- PROBLEM STATEMENT
In the entries, find all lines that hold the word "Deanery" and copy them.

Part of a data file:
»»
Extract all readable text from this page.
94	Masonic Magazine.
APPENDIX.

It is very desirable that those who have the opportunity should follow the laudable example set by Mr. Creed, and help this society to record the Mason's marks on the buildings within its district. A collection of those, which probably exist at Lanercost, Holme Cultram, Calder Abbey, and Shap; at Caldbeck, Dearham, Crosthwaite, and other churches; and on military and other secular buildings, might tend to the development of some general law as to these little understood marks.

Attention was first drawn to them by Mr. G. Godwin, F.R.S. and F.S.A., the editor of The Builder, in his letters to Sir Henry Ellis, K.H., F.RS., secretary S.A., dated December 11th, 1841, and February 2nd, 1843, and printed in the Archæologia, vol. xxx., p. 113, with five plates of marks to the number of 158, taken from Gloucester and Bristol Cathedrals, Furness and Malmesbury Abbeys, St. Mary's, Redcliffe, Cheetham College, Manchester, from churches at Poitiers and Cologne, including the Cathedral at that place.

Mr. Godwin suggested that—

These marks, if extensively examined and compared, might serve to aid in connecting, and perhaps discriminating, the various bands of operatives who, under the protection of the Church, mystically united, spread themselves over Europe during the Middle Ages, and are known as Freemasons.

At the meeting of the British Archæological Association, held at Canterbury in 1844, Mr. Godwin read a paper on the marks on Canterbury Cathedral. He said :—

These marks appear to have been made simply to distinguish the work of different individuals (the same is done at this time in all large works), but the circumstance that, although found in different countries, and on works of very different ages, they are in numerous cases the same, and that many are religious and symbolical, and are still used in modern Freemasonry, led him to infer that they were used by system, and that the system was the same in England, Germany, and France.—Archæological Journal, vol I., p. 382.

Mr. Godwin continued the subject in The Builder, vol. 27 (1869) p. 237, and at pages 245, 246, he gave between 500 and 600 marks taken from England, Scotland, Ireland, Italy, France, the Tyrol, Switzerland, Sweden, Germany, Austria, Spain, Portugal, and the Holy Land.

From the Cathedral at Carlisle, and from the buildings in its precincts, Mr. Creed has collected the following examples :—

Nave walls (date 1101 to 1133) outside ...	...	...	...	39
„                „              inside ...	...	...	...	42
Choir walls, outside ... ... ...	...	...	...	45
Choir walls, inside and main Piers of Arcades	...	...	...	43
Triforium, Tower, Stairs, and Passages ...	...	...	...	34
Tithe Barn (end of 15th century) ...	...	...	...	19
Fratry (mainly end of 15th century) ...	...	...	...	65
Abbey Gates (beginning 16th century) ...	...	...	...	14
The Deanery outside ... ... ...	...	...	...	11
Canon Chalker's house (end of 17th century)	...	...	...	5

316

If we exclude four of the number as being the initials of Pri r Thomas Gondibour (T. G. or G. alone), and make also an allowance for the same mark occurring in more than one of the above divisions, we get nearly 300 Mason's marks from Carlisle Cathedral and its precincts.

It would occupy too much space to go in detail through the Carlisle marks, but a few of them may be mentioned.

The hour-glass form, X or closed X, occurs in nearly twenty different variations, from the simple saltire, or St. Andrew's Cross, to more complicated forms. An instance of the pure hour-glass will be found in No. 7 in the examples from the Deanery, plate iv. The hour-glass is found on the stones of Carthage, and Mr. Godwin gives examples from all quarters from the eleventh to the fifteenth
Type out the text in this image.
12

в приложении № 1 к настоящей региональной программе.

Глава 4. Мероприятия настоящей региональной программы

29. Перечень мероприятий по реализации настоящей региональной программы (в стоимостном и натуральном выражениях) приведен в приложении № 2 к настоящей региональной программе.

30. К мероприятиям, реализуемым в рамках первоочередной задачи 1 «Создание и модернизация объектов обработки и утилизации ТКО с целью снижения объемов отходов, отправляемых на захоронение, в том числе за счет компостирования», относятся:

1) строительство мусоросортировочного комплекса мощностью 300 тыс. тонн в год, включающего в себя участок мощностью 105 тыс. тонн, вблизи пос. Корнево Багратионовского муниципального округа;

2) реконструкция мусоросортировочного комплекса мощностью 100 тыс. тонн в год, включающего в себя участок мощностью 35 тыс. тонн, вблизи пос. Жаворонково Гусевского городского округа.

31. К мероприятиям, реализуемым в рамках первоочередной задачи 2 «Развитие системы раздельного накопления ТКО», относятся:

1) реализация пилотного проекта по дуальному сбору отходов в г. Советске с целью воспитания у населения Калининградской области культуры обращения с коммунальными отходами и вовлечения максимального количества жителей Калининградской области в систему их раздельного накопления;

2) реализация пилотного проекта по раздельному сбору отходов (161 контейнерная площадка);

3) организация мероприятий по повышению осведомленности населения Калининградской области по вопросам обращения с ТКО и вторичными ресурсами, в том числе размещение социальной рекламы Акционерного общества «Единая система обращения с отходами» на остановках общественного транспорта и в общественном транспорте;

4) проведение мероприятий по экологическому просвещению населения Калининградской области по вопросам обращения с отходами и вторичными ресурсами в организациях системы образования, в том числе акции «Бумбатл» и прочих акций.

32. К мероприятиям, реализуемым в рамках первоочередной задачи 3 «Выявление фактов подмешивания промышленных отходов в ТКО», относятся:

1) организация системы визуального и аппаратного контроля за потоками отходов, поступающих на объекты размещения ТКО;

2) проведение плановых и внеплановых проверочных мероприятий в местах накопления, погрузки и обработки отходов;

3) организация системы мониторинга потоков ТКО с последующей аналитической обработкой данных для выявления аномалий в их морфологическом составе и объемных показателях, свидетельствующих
««
»»
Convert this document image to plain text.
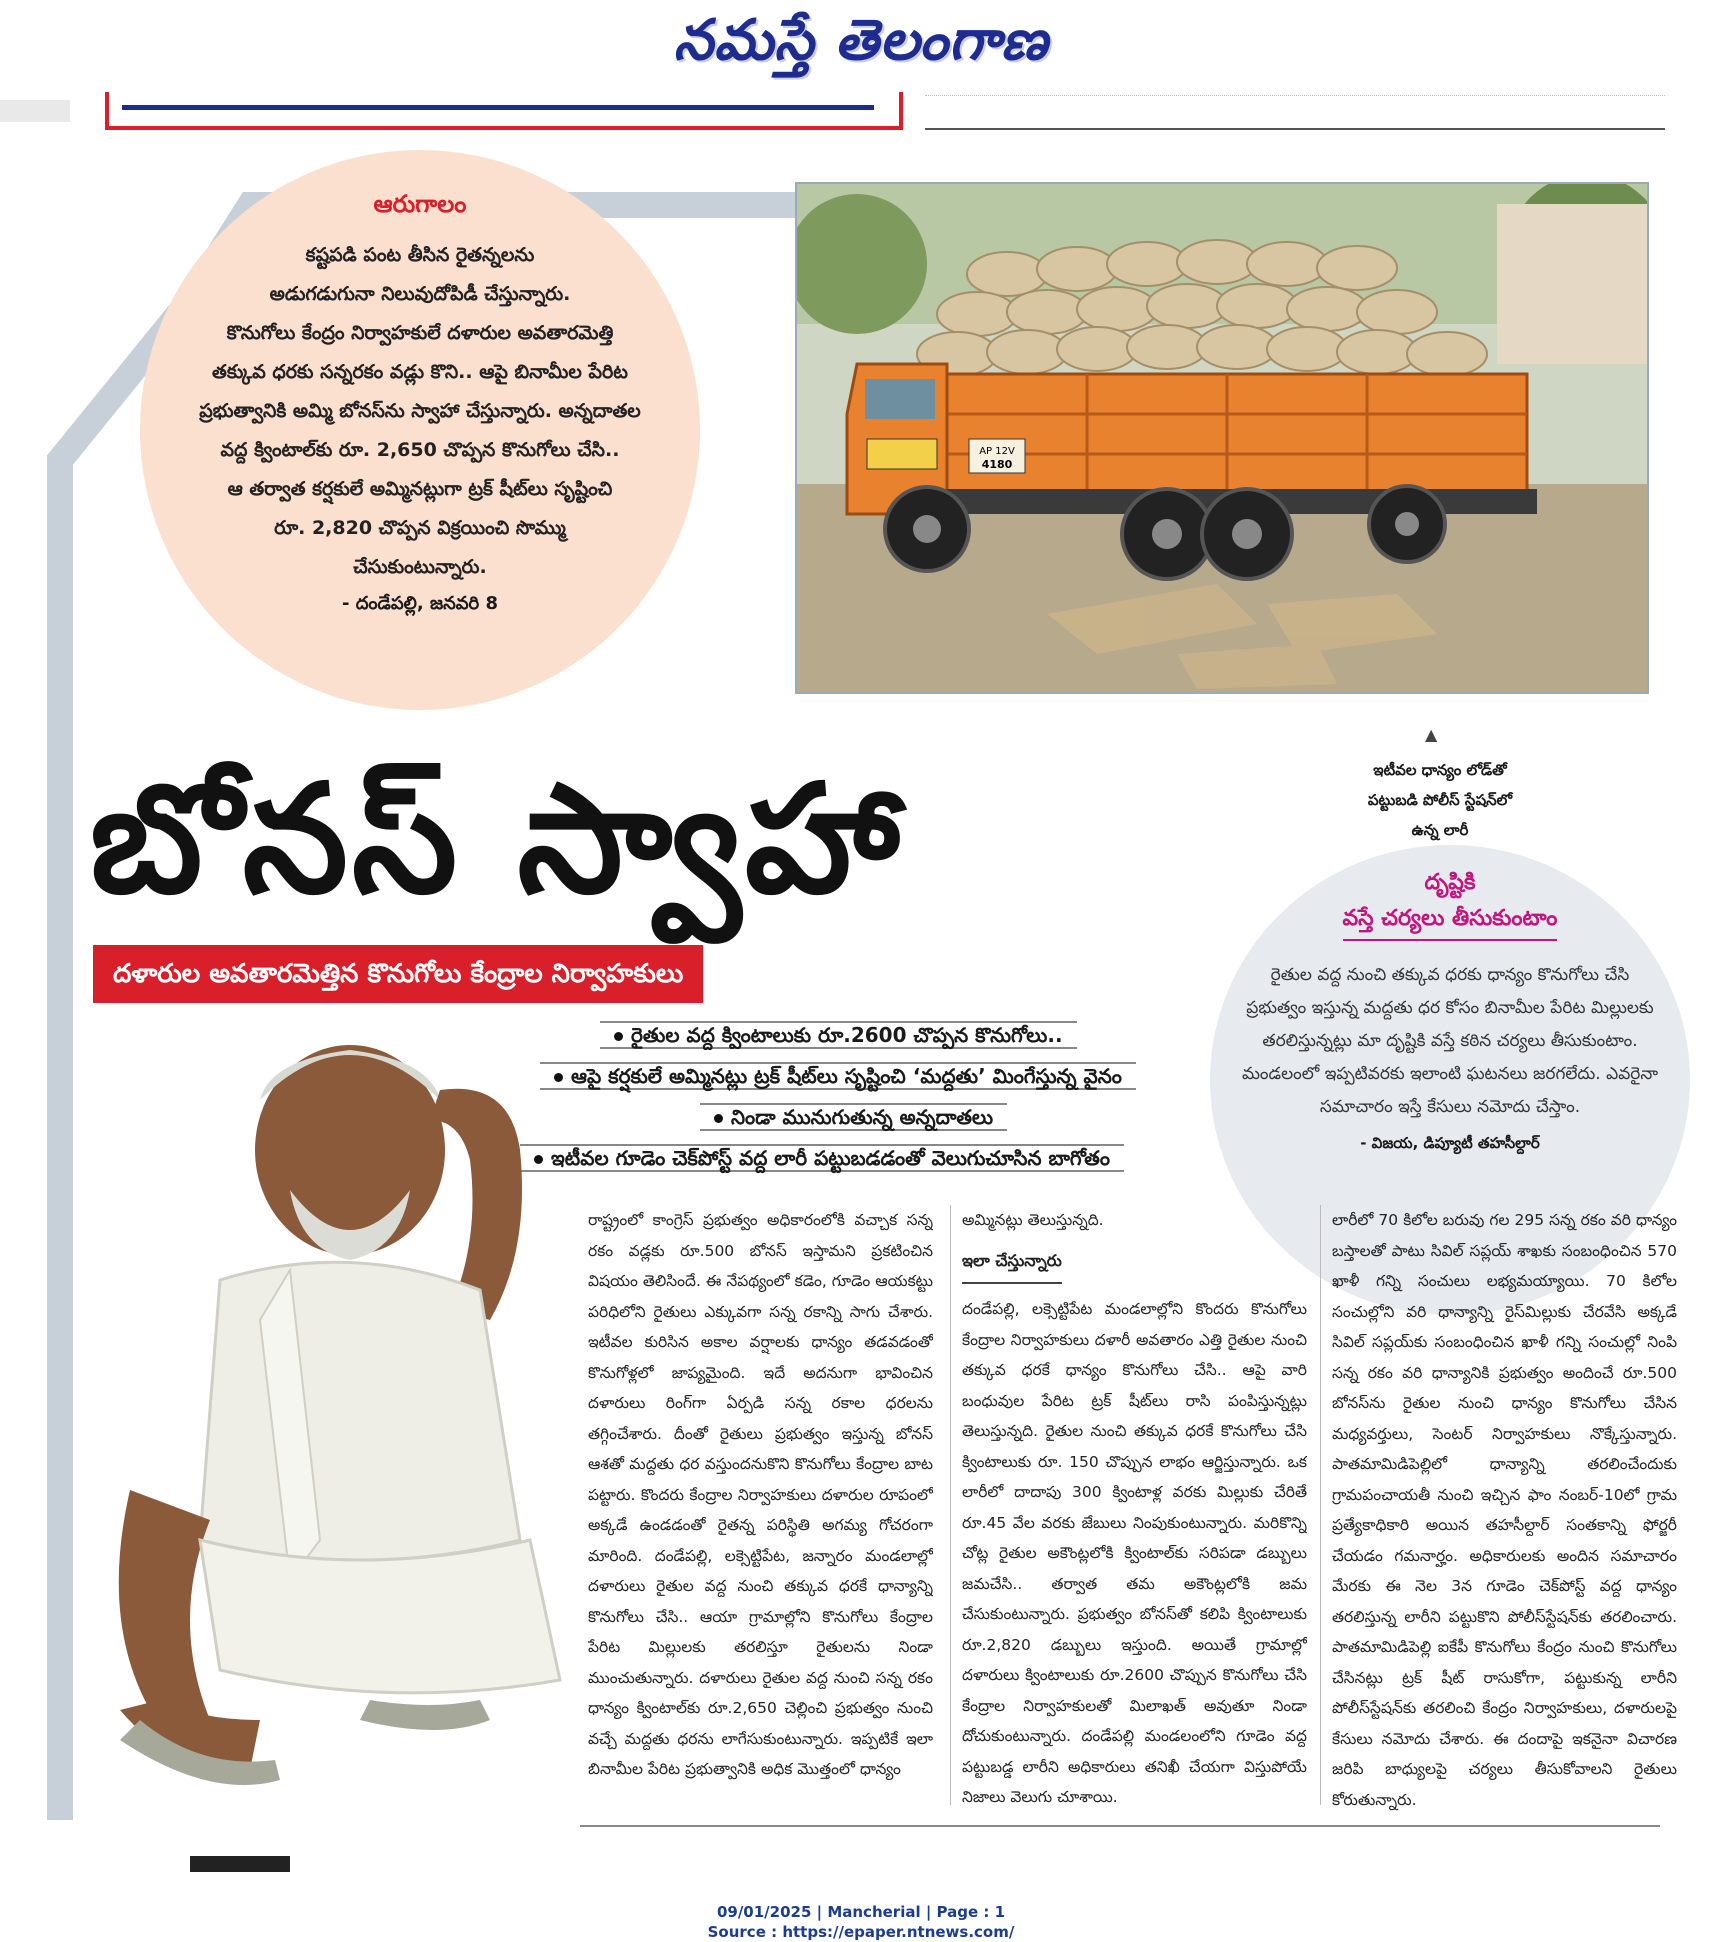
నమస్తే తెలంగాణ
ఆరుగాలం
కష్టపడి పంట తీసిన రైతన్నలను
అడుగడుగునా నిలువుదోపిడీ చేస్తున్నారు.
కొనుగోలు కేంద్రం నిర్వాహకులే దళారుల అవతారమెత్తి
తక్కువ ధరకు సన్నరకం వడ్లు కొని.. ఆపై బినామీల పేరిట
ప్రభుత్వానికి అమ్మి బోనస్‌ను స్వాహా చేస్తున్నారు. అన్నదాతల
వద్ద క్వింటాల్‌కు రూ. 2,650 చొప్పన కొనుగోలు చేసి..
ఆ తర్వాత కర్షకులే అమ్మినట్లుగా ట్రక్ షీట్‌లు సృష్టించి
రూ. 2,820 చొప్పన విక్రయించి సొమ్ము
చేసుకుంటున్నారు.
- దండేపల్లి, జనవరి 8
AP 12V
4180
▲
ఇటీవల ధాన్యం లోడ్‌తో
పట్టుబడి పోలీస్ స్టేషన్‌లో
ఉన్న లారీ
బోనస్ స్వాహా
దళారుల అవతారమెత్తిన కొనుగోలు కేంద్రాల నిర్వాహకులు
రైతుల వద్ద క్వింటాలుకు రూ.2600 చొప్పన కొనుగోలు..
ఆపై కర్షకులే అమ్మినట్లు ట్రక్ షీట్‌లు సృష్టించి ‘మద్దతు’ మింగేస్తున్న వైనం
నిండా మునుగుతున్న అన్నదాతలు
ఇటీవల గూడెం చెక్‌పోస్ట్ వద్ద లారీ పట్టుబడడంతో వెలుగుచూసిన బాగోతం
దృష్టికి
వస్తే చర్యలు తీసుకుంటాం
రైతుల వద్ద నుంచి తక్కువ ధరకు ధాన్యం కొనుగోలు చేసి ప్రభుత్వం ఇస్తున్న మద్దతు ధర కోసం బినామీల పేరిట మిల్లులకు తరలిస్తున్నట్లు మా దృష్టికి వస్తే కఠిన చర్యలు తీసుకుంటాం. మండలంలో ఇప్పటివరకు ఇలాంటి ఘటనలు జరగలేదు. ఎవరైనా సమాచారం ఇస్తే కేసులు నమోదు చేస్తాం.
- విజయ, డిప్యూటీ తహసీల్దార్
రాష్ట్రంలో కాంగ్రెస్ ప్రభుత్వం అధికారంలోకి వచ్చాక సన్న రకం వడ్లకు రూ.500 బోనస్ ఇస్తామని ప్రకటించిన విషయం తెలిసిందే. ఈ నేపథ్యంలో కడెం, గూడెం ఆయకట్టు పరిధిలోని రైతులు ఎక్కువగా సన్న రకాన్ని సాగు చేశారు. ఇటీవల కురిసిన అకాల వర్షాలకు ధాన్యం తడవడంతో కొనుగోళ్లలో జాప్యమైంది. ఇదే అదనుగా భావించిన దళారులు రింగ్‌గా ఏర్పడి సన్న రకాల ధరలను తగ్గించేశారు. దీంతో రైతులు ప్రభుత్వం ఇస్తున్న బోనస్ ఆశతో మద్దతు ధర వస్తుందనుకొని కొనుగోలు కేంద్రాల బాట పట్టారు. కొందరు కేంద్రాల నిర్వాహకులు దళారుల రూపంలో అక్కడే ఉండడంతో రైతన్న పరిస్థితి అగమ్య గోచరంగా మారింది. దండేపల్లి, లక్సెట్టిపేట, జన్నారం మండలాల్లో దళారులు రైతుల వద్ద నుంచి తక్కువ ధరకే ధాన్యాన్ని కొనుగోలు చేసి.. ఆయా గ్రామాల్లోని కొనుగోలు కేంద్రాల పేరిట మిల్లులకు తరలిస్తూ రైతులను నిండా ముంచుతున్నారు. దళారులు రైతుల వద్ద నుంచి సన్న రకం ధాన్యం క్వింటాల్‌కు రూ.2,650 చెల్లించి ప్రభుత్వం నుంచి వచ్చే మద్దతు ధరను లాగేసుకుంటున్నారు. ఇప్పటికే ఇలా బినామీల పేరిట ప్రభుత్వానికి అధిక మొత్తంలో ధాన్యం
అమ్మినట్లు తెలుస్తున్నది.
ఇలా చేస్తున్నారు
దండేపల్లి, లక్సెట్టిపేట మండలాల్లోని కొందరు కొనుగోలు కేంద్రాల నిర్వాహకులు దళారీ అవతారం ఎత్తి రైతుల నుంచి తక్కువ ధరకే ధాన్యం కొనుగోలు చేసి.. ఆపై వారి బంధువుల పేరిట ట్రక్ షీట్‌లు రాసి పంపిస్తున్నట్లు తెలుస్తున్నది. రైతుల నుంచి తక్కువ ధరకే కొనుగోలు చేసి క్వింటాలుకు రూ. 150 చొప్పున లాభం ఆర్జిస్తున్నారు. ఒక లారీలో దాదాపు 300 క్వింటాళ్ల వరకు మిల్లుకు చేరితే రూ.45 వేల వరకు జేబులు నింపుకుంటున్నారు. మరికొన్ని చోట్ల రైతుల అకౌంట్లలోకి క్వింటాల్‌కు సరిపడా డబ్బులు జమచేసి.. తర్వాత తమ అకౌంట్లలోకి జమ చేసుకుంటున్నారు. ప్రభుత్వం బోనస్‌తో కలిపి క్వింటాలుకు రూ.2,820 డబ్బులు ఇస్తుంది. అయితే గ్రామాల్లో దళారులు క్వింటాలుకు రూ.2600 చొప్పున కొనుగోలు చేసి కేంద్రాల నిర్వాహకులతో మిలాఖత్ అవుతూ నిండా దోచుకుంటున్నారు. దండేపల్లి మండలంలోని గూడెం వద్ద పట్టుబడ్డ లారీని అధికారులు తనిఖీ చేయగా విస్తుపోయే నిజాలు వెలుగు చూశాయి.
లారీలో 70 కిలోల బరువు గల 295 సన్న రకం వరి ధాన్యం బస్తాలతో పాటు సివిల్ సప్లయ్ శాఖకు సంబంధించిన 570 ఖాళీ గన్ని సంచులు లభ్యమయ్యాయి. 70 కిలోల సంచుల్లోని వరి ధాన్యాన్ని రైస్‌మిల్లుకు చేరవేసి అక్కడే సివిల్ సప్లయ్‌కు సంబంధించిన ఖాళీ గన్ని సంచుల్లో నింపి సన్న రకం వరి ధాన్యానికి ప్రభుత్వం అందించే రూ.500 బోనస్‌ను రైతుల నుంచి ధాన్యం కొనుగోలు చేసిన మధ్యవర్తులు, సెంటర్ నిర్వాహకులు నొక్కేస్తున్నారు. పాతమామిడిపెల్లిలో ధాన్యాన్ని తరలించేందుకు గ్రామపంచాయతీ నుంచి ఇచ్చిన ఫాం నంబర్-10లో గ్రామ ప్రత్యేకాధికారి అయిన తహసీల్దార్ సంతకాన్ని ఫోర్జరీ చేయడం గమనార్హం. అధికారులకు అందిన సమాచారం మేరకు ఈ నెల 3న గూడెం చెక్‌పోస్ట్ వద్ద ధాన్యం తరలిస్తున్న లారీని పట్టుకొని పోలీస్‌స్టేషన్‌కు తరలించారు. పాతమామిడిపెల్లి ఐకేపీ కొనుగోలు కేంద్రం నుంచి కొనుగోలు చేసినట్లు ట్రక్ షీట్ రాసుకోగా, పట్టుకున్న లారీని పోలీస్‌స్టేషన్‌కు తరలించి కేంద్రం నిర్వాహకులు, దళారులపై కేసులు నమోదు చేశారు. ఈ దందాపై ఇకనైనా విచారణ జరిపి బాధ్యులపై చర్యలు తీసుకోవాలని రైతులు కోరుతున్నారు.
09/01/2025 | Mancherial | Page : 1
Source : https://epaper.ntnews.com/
««
»»
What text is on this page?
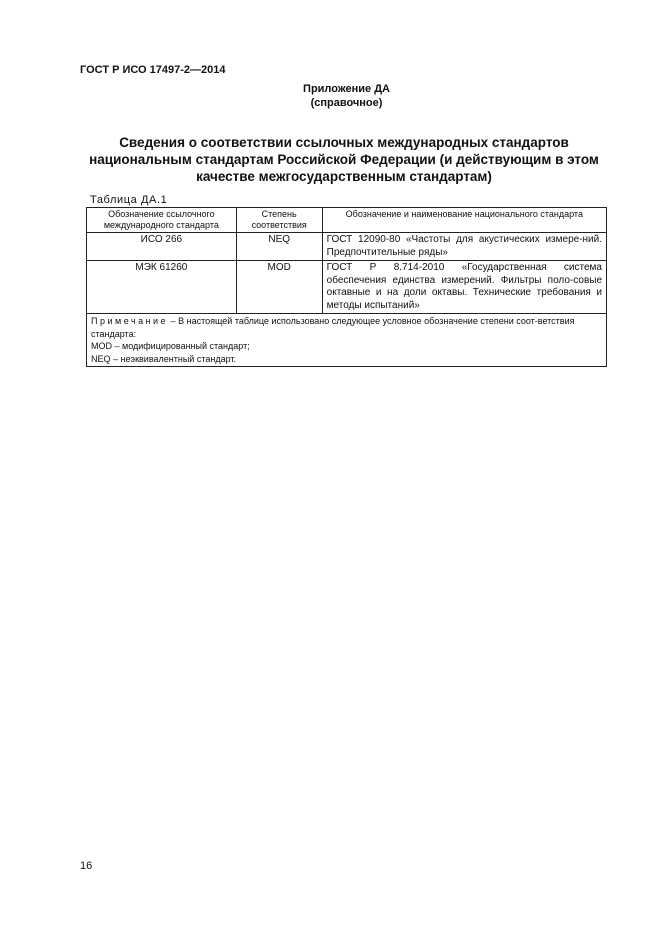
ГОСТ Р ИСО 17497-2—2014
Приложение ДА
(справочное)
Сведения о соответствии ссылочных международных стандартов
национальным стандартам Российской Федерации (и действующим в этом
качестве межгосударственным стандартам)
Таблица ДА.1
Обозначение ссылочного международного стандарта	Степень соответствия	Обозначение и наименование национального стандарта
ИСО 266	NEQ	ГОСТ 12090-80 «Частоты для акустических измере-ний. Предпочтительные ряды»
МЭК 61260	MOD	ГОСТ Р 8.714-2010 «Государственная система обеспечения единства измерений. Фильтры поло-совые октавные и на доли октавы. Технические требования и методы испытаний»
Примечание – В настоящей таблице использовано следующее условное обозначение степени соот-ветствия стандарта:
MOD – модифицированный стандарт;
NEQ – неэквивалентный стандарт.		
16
««
- TASK OUTPUT
The Deanery outside ... ... ...	...	...	...	11
The hour-glass form, X or closed X, occurs in nearly twenty different variations, from the simple saltire, or St. Andrew's Cross, to more complicated forms. An instance of the pure hour-glass will be found in No. 7 in the examples from the Deanery, plate iv. The hour-glass is found on the stones of Carthage, and Mr. Godwin gives examples from all quarters from the eleventh to the fifteenth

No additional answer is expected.